> _WHAT IS BEING ASKED_: Every line holding the word "this" counts once. Give the total, nothing more.

> _ENTRIES PROVIDED_:
>> Start

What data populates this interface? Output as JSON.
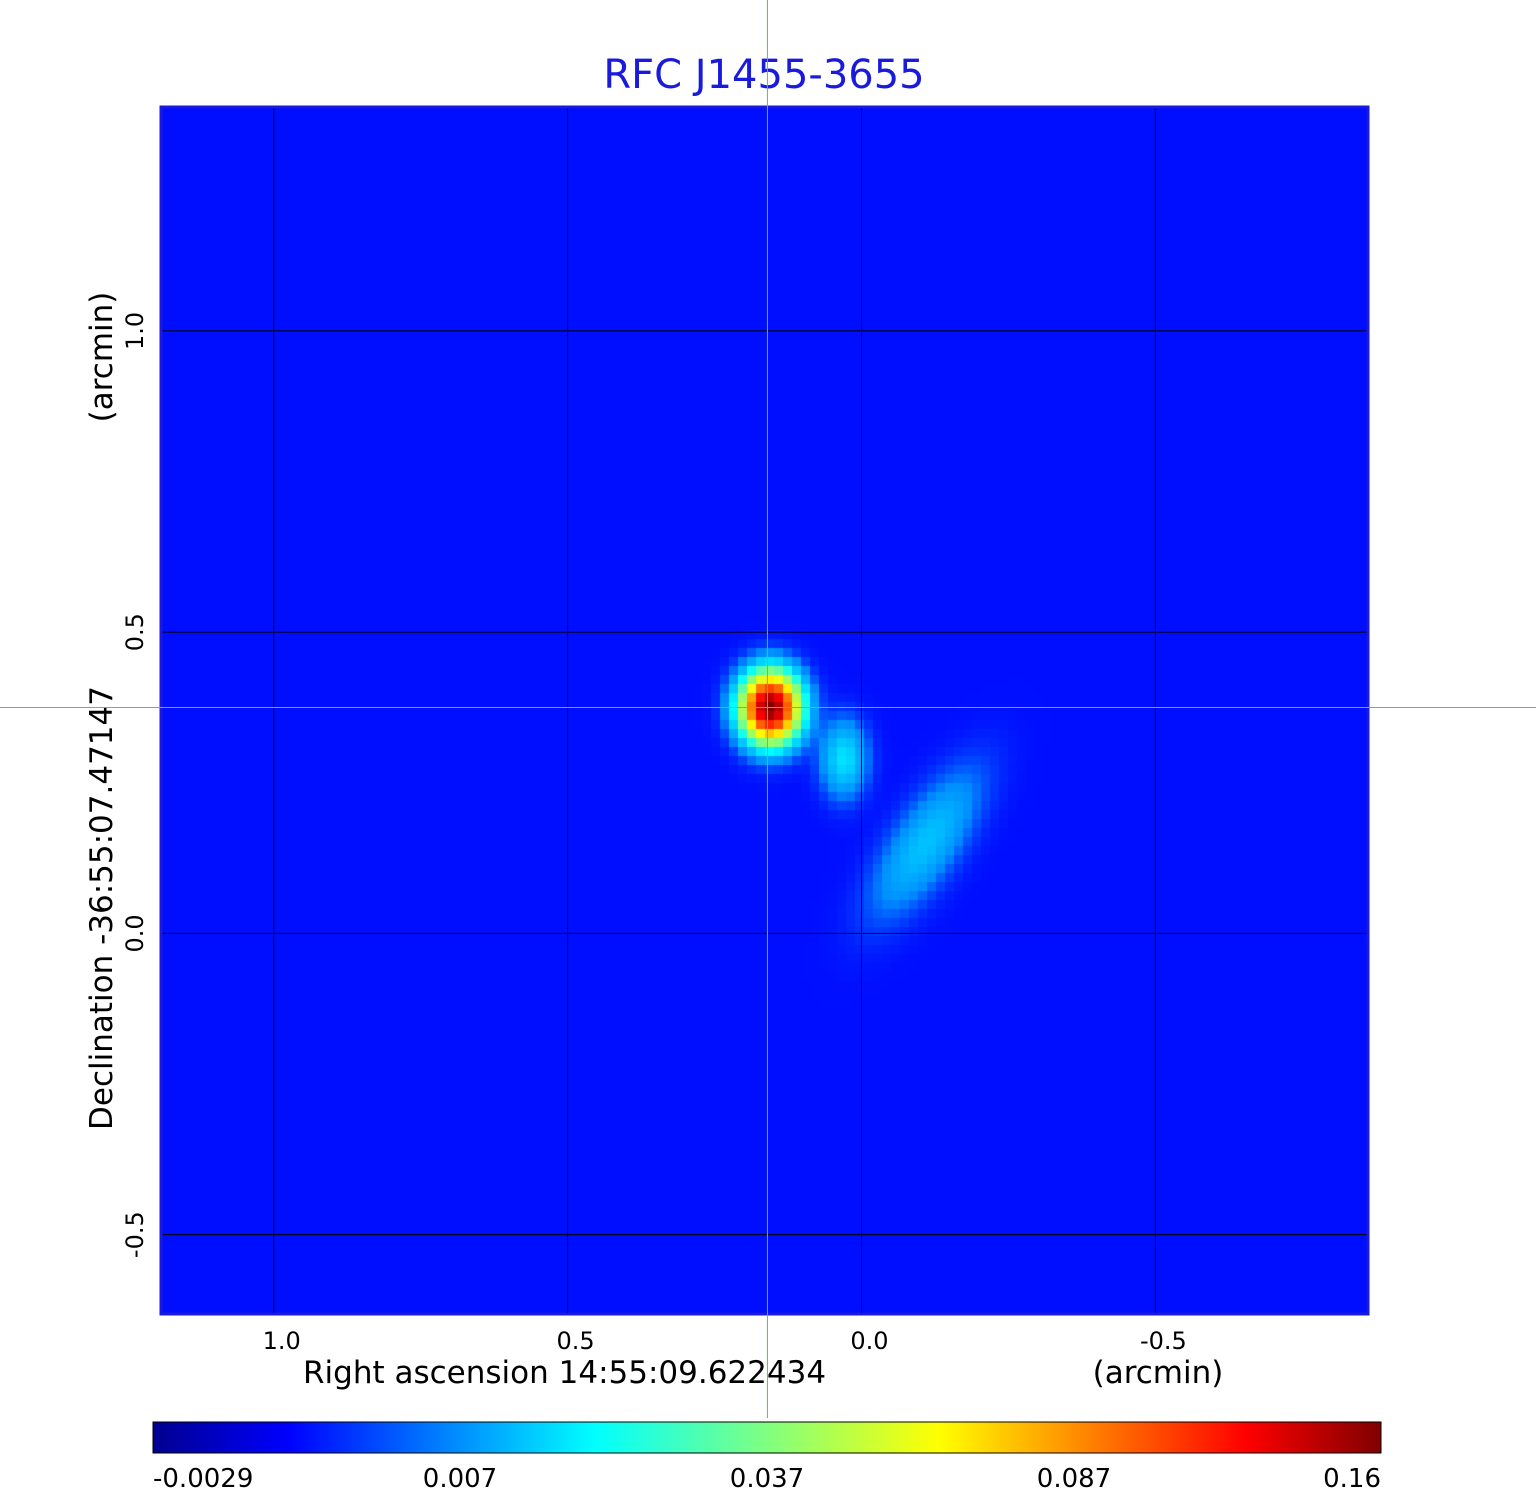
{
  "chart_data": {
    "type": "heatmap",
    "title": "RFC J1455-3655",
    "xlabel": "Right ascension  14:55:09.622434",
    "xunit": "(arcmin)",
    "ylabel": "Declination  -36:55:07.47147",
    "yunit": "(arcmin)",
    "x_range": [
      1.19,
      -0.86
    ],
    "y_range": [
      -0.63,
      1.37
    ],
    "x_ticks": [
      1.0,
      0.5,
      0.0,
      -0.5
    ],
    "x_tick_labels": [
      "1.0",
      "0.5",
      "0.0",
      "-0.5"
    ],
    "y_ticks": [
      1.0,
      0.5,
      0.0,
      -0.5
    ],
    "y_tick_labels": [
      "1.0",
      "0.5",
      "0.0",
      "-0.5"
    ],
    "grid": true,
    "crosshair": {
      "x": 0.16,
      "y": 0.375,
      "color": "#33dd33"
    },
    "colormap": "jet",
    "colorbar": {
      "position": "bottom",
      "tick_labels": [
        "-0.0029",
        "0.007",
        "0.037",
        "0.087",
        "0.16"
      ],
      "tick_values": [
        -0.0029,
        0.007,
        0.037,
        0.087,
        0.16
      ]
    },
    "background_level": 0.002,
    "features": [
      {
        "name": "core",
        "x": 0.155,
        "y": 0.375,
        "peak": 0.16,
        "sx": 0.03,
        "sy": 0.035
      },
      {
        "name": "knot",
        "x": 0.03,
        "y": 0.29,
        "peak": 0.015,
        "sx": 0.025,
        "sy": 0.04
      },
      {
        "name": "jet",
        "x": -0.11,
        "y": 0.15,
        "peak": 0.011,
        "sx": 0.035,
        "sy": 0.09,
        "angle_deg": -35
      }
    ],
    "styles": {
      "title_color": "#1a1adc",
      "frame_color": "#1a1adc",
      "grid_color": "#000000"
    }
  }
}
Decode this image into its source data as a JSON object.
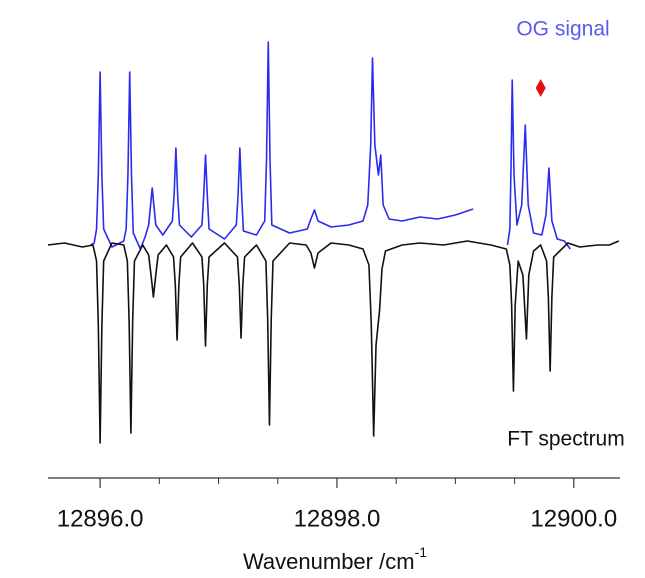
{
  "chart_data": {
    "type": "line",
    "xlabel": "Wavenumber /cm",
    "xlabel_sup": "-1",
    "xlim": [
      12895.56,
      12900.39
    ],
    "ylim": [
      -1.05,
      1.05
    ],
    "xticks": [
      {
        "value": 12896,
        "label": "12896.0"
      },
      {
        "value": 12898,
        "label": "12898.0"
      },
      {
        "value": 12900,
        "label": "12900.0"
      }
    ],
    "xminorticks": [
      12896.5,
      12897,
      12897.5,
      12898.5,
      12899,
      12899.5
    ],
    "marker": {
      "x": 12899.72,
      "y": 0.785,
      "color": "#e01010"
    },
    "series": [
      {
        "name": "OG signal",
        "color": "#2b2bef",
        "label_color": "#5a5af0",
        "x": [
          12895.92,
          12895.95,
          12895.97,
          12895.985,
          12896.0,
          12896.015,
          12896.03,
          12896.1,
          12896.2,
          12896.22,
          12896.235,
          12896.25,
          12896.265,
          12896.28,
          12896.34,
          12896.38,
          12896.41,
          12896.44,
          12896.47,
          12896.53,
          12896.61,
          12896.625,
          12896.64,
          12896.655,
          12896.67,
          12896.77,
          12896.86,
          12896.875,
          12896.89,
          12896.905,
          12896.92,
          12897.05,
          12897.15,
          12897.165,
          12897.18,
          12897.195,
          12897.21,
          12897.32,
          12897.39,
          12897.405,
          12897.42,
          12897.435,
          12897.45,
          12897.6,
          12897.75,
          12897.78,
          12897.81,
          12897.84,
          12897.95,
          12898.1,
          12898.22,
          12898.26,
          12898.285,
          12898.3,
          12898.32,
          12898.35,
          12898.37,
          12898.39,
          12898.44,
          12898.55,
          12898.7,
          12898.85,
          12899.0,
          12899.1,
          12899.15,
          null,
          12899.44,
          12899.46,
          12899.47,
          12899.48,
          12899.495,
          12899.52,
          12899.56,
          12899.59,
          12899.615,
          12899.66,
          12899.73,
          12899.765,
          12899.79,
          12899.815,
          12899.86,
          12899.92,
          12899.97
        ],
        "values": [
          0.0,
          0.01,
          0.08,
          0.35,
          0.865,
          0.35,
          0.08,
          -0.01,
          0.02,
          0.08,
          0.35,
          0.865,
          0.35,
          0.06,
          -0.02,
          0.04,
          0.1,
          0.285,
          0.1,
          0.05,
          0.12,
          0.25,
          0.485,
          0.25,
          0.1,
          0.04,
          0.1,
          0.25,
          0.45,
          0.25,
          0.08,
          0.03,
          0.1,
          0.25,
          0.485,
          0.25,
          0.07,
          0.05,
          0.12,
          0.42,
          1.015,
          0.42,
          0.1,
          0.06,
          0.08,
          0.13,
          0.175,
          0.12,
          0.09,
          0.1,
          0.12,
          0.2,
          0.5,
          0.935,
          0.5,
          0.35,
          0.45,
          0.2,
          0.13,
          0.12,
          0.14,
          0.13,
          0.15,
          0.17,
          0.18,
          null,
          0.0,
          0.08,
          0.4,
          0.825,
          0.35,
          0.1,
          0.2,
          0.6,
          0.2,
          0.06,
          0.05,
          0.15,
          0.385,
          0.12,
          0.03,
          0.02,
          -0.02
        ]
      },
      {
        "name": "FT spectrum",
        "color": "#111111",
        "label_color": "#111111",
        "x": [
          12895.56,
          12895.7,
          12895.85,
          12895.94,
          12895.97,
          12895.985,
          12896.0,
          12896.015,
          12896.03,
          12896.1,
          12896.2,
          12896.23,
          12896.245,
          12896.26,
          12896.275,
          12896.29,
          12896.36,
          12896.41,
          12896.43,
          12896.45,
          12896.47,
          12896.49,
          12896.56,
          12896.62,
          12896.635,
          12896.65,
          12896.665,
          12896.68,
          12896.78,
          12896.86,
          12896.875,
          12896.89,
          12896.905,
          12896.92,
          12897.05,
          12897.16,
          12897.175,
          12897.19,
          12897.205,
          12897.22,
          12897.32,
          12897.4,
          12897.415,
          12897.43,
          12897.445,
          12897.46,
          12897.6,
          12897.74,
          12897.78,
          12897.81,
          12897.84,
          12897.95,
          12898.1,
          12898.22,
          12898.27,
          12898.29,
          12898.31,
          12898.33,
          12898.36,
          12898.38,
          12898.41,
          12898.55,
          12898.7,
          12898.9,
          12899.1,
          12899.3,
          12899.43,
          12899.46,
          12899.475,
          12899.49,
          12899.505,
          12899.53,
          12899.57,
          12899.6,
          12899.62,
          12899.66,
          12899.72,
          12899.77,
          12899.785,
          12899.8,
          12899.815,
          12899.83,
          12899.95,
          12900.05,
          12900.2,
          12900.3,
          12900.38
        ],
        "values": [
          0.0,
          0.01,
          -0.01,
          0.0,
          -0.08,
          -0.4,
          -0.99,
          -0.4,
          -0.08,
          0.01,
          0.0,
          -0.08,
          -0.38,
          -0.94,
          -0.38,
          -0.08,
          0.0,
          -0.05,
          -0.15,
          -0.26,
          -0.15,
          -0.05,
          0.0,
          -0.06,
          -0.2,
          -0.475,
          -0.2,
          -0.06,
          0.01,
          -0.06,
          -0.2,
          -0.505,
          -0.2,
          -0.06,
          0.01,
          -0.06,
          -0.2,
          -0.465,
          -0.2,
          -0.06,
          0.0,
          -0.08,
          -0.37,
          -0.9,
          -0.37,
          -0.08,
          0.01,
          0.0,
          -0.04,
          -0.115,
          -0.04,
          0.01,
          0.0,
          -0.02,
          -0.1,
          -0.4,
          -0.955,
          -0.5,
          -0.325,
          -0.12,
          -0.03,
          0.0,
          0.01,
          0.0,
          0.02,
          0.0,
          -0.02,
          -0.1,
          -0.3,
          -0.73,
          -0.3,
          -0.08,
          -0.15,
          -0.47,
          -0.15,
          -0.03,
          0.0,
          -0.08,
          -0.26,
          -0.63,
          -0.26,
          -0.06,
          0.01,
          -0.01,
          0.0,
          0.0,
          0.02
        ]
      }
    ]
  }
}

>> End

> _RESULT BELOW_: 2